──────── Data shown
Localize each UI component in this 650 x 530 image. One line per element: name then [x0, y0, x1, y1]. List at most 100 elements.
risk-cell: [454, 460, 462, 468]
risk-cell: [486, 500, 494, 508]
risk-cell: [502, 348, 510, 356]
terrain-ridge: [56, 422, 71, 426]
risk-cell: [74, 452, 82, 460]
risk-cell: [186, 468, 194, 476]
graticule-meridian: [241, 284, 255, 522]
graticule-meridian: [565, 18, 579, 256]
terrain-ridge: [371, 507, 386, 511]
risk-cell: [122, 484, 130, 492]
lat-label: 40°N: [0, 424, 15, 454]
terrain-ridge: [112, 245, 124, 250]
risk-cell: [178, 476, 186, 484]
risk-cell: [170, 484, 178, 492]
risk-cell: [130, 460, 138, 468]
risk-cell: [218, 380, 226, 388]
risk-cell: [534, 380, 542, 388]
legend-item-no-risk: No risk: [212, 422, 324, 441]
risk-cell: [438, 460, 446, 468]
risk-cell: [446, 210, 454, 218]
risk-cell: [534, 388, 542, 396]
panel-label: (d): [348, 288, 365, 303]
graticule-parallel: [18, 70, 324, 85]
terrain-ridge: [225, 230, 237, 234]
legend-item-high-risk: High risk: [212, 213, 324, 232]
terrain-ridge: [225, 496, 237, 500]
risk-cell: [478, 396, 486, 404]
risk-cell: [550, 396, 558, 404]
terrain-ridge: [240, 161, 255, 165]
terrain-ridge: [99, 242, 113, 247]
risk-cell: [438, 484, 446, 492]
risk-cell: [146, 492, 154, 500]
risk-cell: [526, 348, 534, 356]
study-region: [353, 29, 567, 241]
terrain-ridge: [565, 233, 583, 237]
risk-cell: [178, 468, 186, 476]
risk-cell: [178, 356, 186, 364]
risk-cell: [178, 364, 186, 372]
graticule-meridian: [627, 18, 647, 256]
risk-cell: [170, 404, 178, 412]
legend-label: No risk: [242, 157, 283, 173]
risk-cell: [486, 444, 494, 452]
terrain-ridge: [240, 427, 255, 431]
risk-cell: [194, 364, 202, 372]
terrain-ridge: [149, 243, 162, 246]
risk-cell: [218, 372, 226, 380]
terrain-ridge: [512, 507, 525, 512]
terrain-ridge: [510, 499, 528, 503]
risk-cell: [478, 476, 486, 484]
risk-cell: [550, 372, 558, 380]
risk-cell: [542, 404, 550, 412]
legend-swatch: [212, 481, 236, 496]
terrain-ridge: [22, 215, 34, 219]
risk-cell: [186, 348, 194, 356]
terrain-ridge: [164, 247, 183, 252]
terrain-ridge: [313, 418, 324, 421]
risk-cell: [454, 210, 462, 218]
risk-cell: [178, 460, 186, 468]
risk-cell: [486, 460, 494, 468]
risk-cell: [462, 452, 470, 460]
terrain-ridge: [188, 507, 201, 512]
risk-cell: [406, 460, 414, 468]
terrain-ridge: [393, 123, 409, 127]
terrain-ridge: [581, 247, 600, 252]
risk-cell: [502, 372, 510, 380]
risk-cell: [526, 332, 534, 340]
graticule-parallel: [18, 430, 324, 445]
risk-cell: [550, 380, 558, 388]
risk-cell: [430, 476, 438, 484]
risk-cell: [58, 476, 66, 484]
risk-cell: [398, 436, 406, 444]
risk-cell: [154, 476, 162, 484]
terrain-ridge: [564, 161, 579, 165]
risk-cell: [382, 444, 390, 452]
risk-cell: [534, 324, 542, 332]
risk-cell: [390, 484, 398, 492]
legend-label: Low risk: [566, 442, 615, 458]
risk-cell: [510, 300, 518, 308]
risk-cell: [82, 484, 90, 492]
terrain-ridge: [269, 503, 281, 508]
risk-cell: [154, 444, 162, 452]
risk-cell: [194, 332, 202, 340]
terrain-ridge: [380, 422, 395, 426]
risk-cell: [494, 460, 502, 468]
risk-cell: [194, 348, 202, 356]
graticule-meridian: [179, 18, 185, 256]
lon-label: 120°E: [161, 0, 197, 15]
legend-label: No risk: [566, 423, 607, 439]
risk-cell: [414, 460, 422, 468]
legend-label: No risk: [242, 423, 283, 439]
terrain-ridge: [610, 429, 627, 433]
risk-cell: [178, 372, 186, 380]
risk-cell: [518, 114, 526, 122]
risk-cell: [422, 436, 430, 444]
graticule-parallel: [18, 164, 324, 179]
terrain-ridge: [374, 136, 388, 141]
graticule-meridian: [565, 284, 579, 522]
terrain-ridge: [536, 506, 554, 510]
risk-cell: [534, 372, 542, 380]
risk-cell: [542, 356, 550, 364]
────────────────
[Given instruction]
Reproduce all of the items above, swapping every "terrain-ridge" for "relief-ridge" and leaving every other character unchanged.

[Expected answer]
Localize each UI component in this 650 x 530 image. One line per element: name then [x0, y0, x1, y1]. List at most 100 elements.
risk-cell: [454, 460, 462, 468]
risk-cell: [486, 500, 494, 508]
risk-cell: [502, 348, 510, 356]
relief-ridge: [56, 422, 71, 426]
risk-cell: [74, 452, 82, 460]
risk-cell: [186, 468, 194, 476]
graticule-meridian: [241, 284, 255, 522]
graticule-meridian: [565, 18, 579, 256]
relief-ridge: [371, 507, 386, 511]
risk-cell: [122, 484, 130, 492]
lat-label: 40°N: [0, 424, 15, 454]
relief-ridge: [112, 245, 124, 250]
risk-cell: [178, 476, 186, 484]
risk-cell: [170, 484, 178, 492]
risk-cell: [130, 460, 138, 468]
risk-cell: [218, 380, 226, 388]
risk-cell: [534, 380, 542, 388]
legend-item-no-risk: No risk: [212, 422, 324, 441]
risk-cell: [438, 460, 446, 468]
risk-cell: [446, 210, 454, 218]
risk-cell: [534, 388, 542, 396]
panel-label: (d): [348, 288, 365, 303]
graticule-parallel: [18, 70, 324, 85]
relief-ridge: [225, 230, 237, 234]
legend-item-high-risk: High risk: [212, 213, 324, 232]
relief-ridge: [225, 496, 237, 500]
risk-cell: [478, 396, 486, 404]
risk-cell: [550, 396, 558, 404]
relief-ridge: [240, 161, 255, 165]
relief-ridge: [99, 242, 113, 247]
risk-cell: [438, 484, 446, 492]
risk-cell: [146, 492, 154, 500]
risk-cell: [526, 348, 534, 356]
study-region: [353, 29, 567, 241]
relief-ridge: [565, 233, 583, 237]
risk-cell: [178, 468, 186, 476]
risk-cell: [178, 356, 186, 364]
risk-cell: [178, 364, 186, 372]
graticule-meridian: [627, 18, 647, 256]
risk-cell: [170, 404, 178, 412]
legend-label: No risk: [242, 157, 283, 173]
risk-cell: [486, 444, 494, 452]
relief-ridge: [240, 427, 255, 431]
risk-cell: [194, 364, 202, 372]
relief-ridge: [149, 243, 162, 246]
risk-cell: [218, 372, 226, 380]
relief-ridge: [512, 507, 525, 512]
relief-ridge: [510, 499, 528, 503]
risk-cell: [478, 476, 486, 484]
risk-cell: [550, 372, 558, 380]
risk-cell: [542, 404, 550, 412]
legend-swatch: [212, 481, 236, 496]
relief-ridge: [22, 215, 34, 219]
risk-cell: [186, 348, 194, 356]
relief-ridge: [164, 247, 183, 252]
relief-ridge: [313, 418, 324, 421]
risk-cell: [454, 210, 462, 218]
risk-cell: [178, 460, 186, 468]
risk-cell: [486, 460, 494, 468]
risk-cell: [462, 452, 470, 460]
relief-ridge: [188, 507, 201, 512]
risk-cell: [406, 460, 414, 468]
relief-ridge: [393, 123, 409, 127]
relief-ridge: [581, 247, 600, 252]
risk-cell: [502, 372, 510, 380]
risk-cell: [526, 332, 534, 340]
graticule-parallel: [18, 430, 324, 445]
risk-cell: [550, 380, 558, 388]
risk-cell: [430, 476, 438, 484]
risk-cell: [58, 476, 66, 484]
risk-cell: [398, 436, 406, 444]
risk-cell: [154, 476, 162, 484]
relief-ridge: [564, 161, 579, 165]
risk-cell: [382, 444, 390, 452]
risk-cell: [534, 324, 542, 332]
risk-cell: [390, 484, 398, 492]
legend-label: Low risk: [566, 442, 615, 458]
risk-cell: [510, 300, 518, 308]
risk-cell: [82, 484, 90, 492]
relief-ridge: [269, 503, 281, 508]
risk-cell: [154, 444, 162, 452]
risk-cell: [194, 332, 202, 340]
relief-ridge: [380, 422, 395, 426]
risk-cell: [494, 460, 502, 468]
risk-cell: [194, 348, 202, 356]
graticule-meridian: [179, 18, 185, 256]
lon-label: 120°E: [161, 0, 197, 15]
legend-label: No risk: [566, 423, 607, 439]
risk-cell: [414, 460, 422, 468]
legend-label: No risk: [242, 423, 283, 439]
relief-ridge: [610, 429, 627, 433]
risk-cell: [178, 372, 186, 380]
risk-cell: [518, 114, 526, 122]
risk-cell: [422, 436, 430, 444]
graticule-parallel: [18, 164, 324, 179]
relief-ridge: [374, 136, 388, 141]
graticule-meridian: [565, 284, 579, 522]
relief-ridge: [536, 506, 554, 510]
risk-cell: [534, 372, 542, 380]
risk-cell: [542, 356, 550, 364]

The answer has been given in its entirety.